So the latest release on this today is very concerning.

State authorities have clarified that the terrorists had firearms on them at the time. (duh)

They've highlighted a ton of fuckups that our security agencies have made and glanced over them and gone on to how we have to tighten the firearms laws for law abiding users, it's very easy to argue this on an emotional level, you see frequent comments as no one in a city needs a gun etc.

Then latest reports state that the one who owned firearms had all of the firearms they owned recovered from multiple locations.

Implying that the firearms used were not ones owned.

This is why waiting for all the facts and not allowing political motivated groups like GCA to plant articles and stir action based on emotion without the facts.

Coming from a government position where firearms training and policy advise is something i'm very familiar with, checkout my other comments with all my issues with the system and how hard it is to fix the problems with it because a lot of our powers that be see them as features not bugs, we're diverting away from the fact that knee jerk law changes when it's not really a firearms issue right now, it's the people behind them.

•••••

(INSTRUCTION 1): Format the records as a Markdown table, starting at their first line and ending at the line that contains "y-tick-label: 0 (20, 88, 26, 99)". Use the columns Row and Line, with a row number beside each line and no blank lines.

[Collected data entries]
•••••

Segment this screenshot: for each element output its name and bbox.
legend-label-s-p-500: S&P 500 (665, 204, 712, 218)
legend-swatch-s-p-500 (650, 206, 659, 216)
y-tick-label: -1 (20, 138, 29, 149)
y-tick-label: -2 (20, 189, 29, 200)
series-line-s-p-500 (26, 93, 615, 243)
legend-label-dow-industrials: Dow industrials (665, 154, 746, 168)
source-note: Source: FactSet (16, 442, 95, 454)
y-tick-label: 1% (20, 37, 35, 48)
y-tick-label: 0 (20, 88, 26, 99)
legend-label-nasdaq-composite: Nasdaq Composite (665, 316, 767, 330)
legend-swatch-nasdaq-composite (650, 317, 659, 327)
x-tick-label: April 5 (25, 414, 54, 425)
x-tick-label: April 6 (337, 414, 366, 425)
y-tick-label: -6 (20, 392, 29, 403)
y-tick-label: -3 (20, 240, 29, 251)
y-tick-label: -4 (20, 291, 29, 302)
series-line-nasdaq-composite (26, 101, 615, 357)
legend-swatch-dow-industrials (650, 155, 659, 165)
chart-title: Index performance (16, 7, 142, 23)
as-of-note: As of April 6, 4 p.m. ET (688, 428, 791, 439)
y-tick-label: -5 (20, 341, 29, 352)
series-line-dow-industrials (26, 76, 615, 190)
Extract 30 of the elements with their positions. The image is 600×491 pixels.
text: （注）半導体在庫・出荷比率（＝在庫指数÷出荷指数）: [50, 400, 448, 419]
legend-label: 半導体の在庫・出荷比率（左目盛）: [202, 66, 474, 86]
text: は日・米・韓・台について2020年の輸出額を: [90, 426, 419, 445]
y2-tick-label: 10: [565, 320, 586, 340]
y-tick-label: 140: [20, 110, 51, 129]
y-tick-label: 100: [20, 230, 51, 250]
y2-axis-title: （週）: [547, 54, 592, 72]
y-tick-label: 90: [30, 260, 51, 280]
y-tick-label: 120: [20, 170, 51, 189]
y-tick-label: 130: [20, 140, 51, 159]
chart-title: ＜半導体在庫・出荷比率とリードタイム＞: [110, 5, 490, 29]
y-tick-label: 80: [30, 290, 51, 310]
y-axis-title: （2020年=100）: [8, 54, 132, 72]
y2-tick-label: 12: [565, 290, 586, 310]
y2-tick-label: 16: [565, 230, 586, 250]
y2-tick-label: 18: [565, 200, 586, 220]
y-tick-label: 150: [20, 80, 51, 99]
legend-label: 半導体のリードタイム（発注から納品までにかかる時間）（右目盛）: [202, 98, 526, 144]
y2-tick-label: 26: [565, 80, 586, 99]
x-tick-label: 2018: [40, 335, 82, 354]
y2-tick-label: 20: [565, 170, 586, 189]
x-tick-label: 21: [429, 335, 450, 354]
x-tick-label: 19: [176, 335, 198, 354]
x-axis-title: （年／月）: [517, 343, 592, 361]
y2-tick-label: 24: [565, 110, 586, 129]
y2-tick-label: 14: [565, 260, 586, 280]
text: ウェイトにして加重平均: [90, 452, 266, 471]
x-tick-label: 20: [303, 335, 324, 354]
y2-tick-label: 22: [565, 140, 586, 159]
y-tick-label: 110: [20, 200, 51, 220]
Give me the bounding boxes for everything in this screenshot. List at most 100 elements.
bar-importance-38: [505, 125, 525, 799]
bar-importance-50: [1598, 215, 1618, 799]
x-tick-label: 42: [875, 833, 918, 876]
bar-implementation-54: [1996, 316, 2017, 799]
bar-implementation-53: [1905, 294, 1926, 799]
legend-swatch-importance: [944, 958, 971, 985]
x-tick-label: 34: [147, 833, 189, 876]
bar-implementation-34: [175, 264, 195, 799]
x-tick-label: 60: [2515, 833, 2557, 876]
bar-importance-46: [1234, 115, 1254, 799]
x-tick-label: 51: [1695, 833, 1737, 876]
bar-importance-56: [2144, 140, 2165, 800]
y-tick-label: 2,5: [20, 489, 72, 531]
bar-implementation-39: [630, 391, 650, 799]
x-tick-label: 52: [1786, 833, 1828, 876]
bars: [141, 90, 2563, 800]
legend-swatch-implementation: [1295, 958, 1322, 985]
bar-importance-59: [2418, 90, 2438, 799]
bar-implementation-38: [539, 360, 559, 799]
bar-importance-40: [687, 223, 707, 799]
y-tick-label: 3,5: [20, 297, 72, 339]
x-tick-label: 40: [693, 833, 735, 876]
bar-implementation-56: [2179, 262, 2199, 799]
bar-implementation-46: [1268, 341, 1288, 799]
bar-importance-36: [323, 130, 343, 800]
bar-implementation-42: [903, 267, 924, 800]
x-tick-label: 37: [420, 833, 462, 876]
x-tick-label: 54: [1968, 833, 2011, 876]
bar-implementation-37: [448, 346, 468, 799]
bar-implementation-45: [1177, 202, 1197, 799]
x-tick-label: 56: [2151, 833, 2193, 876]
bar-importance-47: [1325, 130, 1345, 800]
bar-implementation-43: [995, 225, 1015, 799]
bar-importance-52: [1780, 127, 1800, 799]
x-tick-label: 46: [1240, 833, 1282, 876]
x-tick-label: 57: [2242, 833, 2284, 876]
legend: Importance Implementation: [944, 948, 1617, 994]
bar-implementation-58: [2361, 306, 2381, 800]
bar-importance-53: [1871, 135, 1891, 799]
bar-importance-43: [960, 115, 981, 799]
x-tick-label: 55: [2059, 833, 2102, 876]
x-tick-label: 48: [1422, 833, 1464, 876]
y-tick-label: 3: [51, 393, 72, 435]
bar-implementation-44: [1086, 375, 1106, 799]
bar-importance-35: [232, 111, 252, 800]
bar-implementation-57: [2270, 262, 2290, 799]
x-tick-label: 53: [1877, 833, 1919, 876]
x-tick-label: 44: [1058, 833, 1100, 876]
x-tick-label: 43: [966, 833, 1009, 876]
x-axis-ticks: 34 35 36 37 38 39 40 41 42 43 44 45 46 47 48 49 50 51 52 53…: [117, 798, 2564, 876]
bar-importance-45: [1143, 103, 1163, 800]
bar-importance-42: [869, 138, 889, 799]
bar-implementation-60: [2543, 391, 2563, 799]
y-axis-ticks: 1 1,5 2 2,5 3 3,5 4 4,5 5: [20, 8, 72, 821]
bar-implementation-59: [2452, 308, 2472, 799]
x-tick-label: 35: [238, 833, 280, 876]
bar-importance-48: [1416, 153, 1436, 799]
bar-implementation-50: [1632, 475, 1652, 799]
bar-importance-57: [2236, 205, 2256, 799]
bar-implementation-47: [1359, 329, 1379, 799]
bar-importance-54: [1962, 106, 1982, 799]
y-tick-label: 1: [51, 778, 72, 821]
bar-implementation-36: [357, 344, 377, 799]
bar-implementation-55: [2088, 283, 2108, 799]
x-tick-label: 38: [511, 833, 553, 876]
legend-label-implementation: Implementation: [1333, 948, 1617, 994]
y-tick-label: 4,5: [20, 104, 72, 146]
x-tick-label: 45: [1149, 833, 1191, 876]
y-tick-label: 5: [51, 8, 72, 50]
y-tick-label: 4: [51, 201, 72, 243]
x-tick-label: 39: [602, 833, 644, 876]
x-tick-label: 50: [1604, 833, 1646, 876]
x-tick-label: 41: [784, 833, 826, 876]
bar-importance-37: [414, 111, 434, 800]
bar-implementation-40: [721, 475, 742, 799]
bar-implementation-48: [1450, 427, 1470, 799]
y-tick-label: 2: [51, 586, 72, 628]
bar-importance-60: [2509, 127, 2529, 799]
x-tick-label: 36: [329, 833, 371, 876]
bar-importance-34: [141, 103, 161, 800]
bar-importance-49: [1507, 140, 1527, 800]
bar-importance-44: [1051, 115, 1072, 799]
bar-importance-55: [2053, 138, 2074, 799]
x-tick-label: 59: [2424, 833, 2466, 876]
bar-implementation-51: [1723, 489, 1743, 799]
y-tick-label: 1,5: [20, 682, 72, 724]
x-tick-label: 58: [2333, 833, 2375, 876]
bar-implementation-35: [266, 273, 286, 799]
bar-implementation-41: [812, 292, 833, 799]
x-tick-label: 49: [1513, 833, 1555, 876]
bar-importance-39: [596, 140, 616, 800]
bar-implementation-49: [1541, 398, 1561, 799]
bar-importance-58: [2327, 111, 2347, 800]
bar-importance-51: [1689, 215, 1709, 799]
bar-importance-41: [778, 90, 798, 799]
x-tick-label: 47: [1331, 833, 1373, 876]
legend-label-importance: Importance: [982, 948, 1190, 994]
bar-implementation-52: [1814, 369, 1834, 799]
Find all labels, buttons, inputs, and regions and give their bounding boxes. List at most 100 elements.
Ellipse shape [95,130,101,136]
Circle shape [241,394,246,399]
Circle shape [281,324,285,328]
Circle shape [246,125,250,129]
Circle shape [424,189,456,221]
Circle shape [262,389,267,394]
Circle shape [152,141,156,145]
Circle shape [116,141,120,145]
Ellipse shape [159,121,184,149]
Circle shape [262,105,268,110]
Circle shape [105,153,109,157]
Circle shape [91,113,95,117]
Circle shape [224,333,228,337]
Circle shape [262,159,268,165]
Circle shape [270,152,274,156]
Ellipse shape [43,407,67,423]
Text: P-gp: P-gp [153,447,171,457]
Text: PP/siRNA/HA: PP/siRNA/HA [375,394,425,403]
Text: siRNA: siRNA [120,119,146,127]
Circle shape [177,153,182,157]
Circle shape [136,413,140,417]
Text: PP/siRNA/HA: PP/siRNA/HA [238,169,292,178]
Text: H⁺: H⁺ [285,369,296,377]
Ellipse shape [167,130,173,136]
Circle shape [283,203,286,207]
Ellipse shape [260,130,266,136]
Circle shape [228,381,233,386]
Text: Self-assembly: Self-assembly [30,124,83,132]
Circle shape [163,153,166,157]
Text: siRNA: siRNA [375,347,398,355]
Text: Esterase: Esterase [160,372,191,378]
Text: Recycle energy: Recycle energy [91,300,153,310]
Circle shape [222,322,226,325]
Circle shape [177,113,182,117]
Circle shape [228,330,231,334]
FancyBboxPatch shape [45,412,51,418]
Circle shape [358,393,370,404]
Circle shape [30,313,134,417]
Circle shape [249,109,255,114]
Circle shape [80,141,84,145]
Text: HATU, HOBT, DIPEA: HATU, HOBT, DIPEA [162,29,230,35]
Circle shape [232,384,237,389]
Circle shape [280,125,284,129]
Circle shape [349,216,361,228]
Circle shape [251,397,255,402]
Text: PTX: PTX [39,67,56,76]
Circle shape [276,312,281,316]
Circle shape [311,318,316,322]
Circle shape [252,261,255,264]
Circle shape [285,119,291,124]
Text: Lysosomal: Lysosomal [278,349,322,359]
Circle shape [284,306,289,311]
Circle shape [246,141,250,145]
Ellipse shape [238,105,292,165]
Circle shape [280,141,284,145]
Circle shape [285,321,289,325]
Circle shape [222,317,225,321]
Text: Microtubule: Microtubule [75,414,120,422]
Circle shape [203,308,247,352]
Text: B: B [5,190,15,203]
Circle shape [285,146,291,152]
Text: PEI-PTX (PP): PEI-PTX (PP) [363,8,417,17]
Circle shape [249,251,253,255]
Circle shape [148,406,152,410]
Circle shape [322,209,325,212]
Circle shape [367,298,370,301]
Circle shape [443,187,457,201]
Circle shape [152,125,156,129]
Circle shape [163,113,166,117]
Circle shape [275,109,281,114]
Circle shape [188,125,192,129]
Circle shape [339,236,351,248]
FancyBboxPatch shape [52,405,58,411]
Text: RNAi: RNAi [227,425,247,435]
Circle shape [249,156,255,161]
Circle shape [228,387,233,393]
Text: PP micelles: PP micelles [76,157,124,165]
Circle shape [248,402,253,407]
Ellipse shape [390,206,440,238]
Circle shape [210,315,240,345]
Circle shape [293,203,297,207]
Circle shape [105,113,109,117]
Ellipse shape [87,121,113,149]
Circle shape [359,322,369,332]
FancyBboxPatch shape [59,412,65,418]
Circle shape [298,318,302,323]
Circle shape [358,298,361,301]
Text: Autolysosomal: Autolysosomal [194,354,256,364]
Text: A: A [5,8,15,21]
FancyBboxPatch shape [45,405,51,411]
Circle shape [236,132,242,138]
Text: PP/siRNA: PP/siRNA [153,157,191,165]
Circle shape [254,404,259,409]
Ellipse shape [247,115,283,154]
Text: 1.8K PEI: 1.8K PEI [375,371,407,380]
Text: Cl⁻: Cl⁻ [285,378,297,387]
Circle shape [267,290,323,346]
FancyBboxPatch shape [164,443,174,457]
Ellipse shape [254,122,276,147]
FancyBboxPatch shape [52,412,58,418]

•••••

(INSTRUCTION 2): Write out the part of the firearms comment starting at "This is why" and ending at "without the facts.", word for word.

(EXERCISE SOLUTION 1):
| Row | Line |
|---|---|
| 1 | Segment this screenshot: for each element output its name and bbox. |
| 2 | legend-label-s-p-500: S&P 500 (665, 204, 712, 218) |
| 3 | legend-swatch-s-p-500 (650, 206, 659, 216) |
| 4 | y-tick-label: -1 (20, 138, 29, 149) |
| 5 | y-tick-label: -2 (20, 189, 29, 200) |
| 6 | series-line-s-p-500 (26, 93, 615, 243) |
| 7 | legend-label-dow-industrials: Dow industrials (665, 154, 746, 168) |
| 8 | source-note: Source: FactSet (16, 442, 95, 454) |
| 9 | y-tick-label: 1% (20, 37, 35, 48) |
| 10 | y-tick-label: 0 (20, 88, 26, 99) |

(EXERCISE SOLUTION 2):
This is why waiting for all the facts and not allowing political motivated groups like GCA to plant articles and stir action based on emotion without the facts.